>> Begin Dataset rows

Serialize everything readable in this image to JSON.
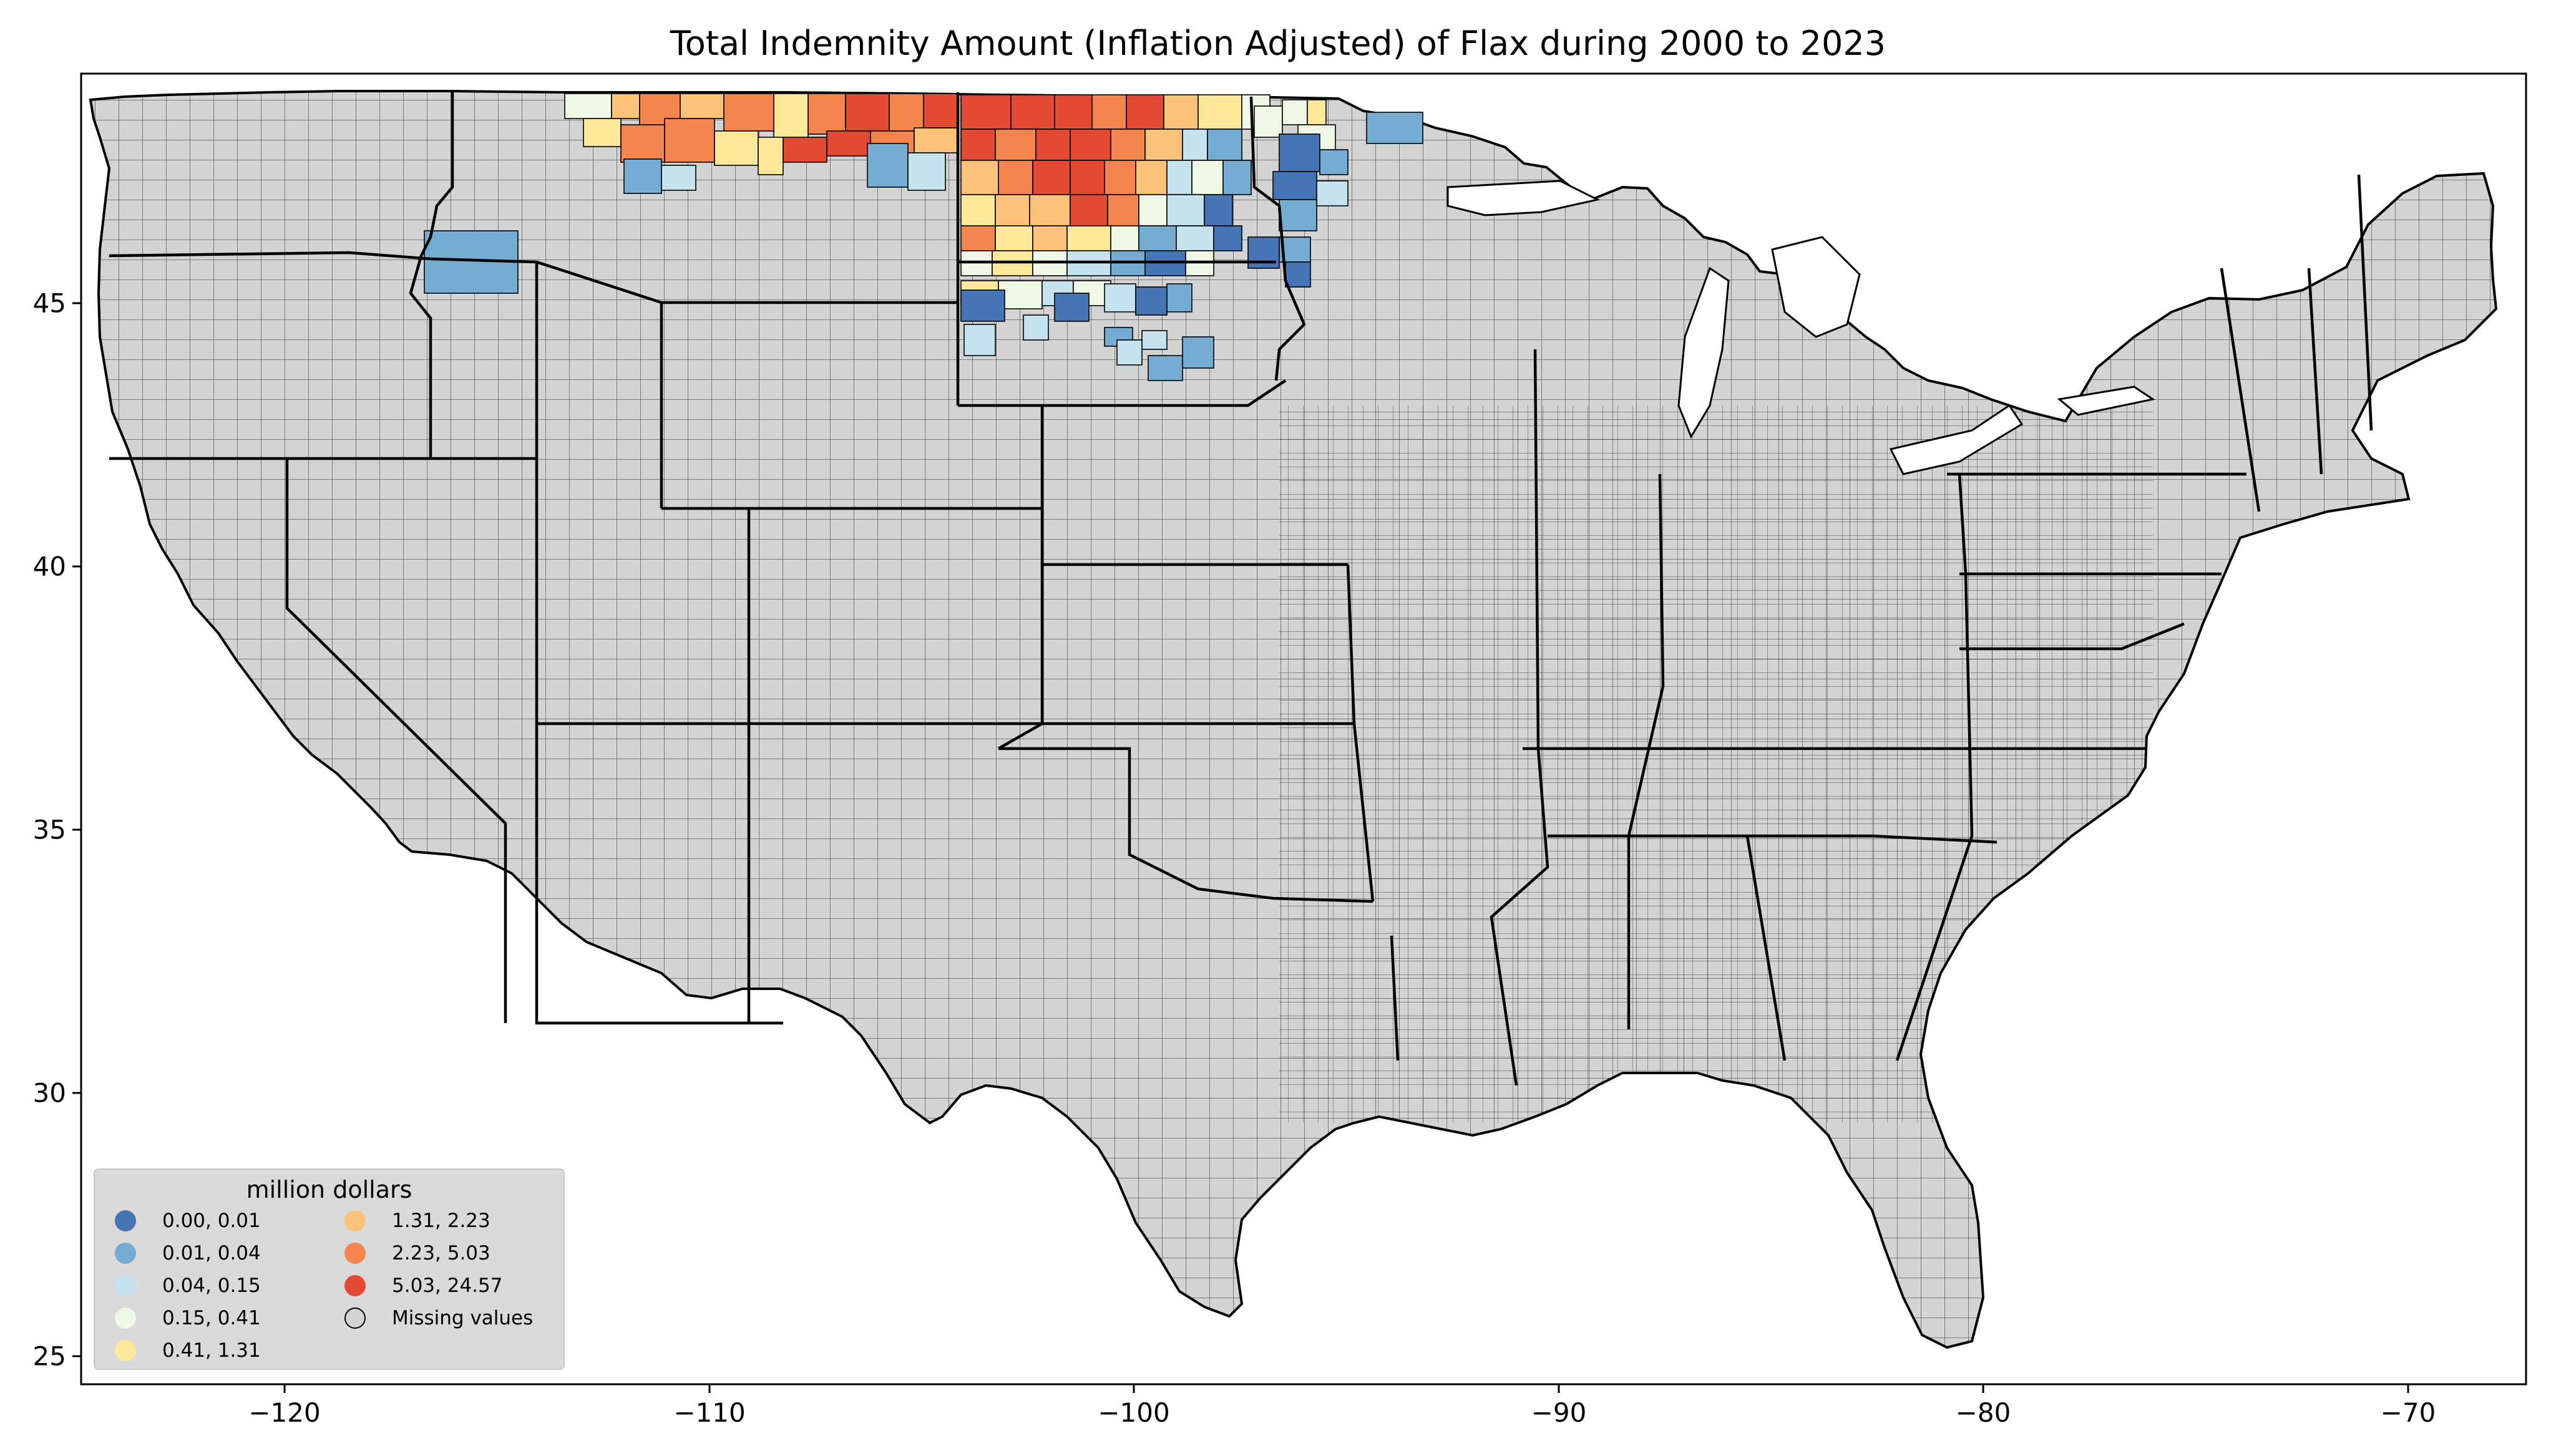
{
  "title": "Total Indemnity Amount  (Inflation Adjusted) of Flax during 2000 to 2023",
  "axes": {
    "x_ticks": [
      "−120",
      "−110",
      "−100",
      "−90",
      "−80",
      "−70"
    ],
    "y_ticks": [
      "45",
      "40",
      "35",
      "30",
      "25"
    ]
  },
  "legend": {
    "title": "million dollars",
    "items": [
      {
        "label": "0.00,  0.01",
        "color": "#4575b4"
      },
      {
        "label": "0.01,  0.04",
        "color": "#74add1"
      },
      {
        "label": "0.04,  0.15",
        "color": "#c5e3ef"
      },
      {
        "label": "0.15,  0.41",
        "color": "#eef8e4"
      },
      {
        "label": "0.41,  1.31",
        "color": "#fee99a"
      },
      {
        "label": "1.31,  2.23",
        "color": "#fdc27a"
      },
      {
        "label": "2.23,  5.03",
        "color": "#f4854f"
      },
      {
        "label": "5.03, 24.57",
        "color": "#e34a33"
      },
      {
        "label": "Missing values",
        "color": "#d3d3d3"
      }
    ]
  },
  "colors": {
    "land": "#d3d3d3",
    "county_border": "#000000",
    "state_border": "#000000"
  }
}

>> End Dataset rows
>> Begin Dataset rows

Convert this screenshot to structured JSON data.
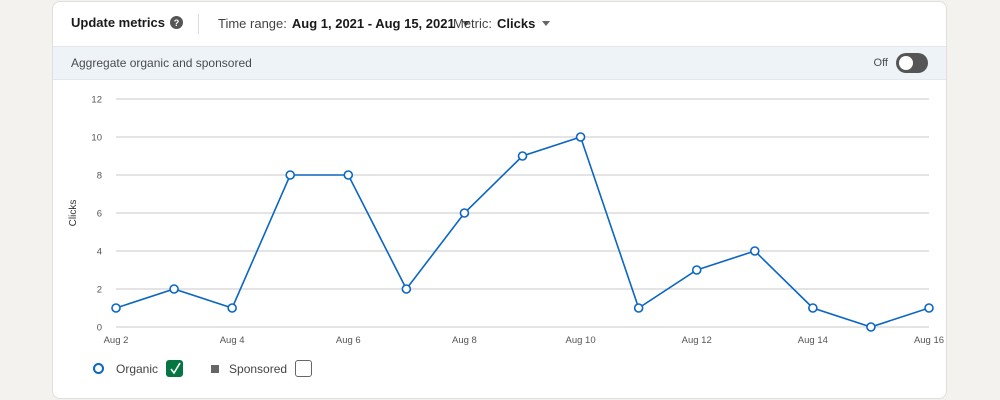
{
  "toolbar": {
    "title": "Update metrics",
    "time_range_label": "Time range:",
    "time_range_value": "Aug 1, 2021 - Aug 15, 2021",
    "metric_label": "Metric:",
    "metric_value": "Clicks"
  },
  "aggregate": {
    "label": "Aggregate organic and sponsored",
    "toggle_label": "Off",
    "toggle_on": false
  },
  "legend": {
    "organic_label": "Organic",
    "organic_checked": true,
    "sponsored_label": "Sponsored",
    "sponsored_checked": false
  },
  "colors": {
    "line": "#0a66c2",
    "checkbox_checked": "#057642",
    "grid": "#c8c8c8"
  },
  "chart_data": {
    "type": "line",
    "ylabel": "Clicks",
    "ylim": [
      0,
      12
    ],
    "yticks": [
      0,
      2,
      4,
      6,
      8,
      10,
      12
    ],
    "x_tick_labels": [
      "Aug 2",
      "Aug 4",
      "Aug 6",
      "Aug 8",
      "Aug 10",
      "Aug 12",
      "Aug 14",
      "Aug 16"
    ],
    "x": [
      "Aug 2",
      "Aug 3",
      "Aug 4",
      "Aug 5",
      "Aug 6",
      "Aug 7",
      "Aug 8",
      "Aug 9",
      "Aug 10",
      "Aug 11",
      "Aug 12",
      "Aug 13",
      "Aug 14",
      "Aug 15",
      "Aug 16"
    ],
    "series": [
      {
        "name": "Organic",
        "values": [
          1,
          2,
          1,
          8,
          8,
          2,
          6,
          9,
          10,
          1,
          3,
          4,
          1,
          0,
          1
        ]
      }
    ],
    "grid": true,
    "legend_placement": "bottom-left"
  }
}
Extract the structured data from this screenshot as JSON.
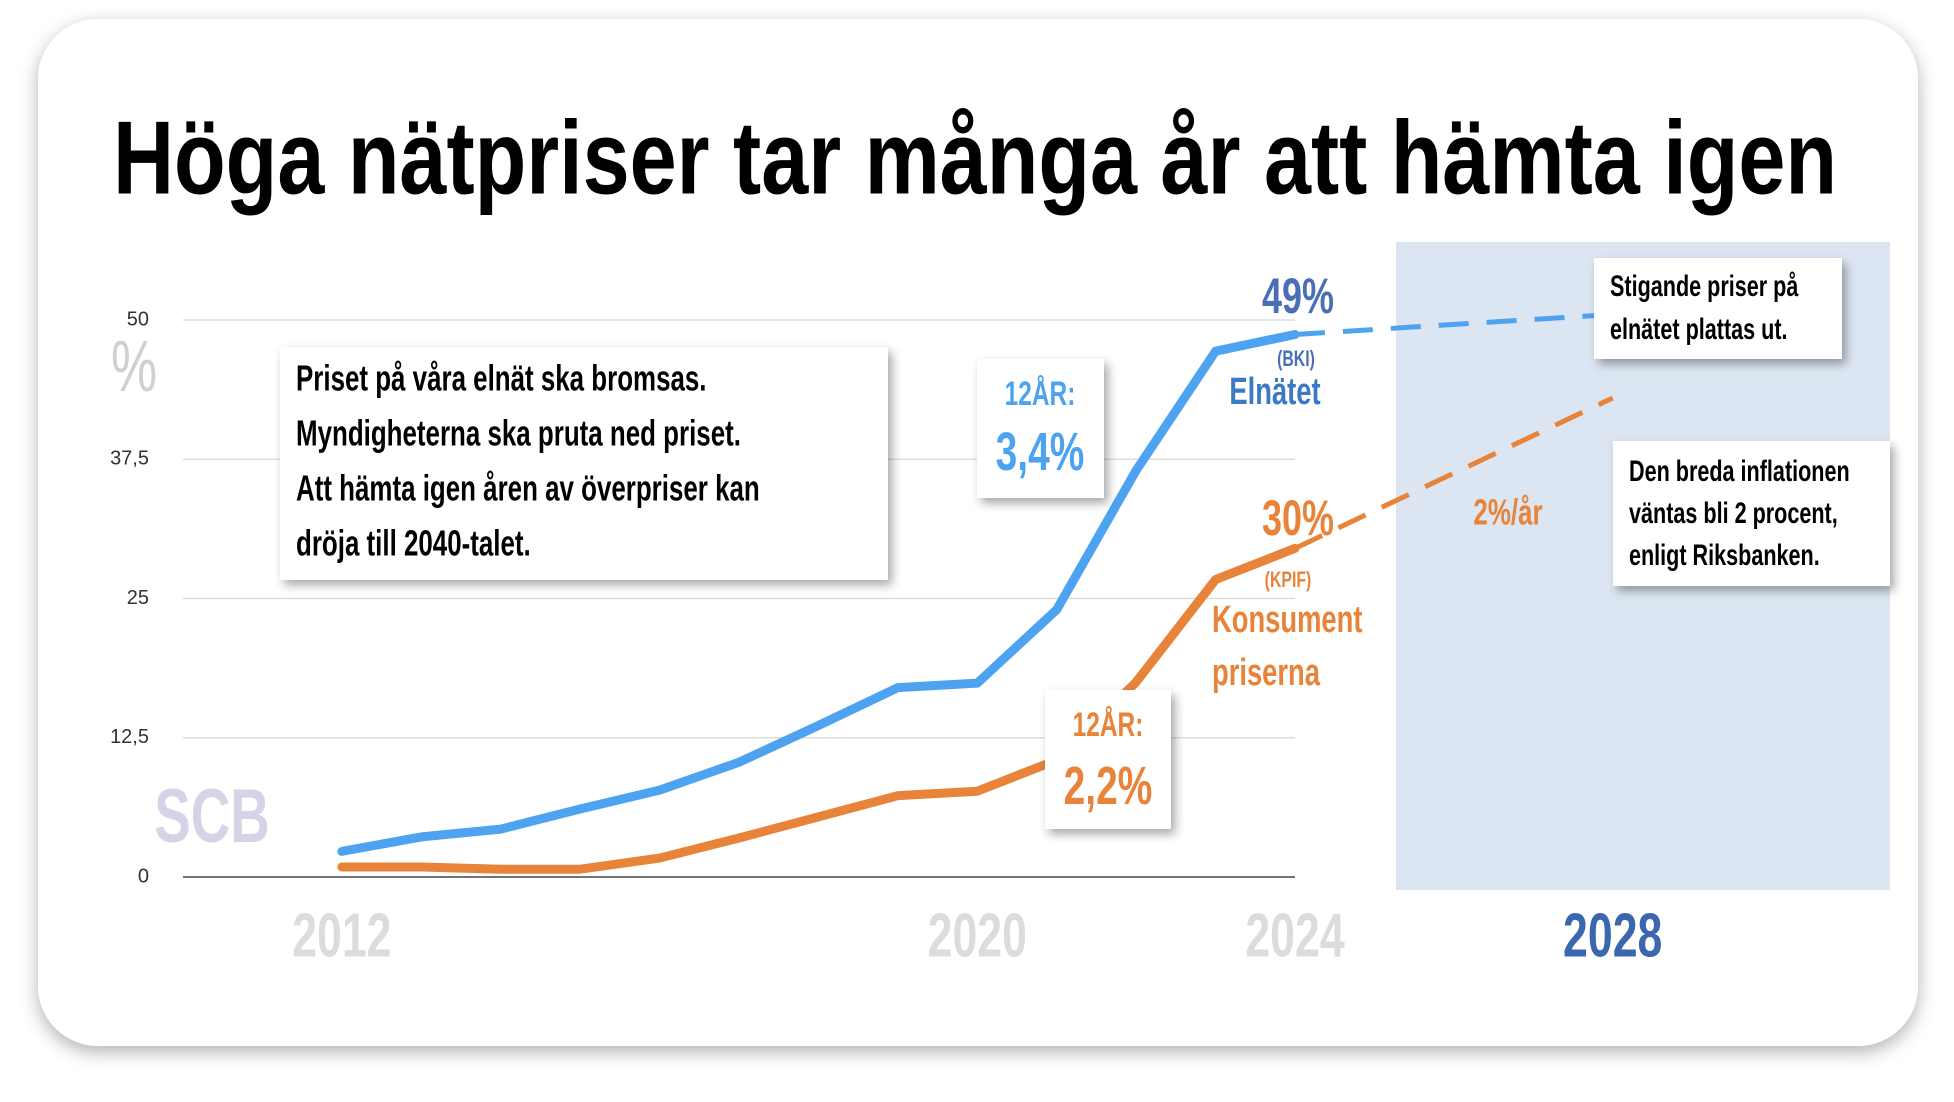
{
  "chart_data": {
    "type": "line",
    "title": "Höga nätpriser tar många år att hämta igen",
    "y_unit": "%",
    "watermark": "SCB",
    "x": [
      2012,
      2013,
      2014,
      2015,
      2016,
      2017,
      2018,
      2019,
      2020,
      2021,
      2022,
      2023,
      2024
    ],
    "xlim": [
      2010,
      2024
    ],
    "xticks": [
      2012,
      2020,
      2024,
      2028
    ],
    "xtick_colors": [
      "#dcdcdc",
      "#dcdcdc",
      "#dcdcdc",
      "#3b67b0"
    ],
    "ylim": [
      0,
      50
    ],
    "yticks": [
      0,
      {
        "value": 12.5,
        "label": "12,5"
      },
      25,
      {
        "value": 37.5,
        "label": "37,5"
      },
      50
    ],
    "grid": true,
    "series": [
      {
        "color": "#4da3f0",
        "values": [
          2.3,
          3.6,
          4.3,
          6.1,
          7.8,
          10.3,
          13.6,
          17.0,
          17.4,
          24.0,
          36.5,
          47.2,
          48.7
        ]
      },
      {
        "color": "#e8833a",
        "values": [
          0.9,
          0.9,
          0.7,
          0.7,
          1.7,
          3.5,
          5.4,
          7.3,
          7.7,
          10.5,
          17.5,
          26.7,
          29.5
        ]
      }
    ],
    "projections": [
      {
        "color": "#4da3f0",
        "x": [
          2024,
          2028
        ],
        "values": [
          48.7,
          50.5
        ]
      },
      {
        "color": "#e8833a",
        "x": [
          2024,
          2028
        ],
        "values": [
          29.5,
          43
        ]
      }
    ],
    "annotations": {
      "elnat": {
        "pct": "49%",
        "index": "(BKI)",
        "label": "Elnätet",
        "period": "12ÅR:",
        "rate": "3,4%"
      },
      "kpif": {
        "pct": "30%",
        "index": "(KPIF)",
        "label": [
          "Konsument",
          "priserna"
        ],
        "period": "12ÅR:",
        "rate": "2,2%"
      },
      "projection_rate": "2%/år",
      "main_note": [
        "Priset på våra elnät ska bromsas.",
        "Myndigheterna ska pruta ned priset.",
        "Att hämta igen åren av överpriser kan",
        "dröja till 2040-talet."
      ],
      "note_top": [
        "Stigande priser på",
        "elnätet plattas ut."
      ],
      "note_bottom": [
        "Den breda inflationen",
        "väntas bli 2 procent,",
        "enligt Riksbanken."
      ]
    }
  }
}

>> End Dataset rows

▸ Exercise goal: Go through the records. Copy each line where "screenshot" appears.

▸ Response for this exercise:
Convert this screenshot to structured JSON data.
Extract the structured data from this screenshot as JSON.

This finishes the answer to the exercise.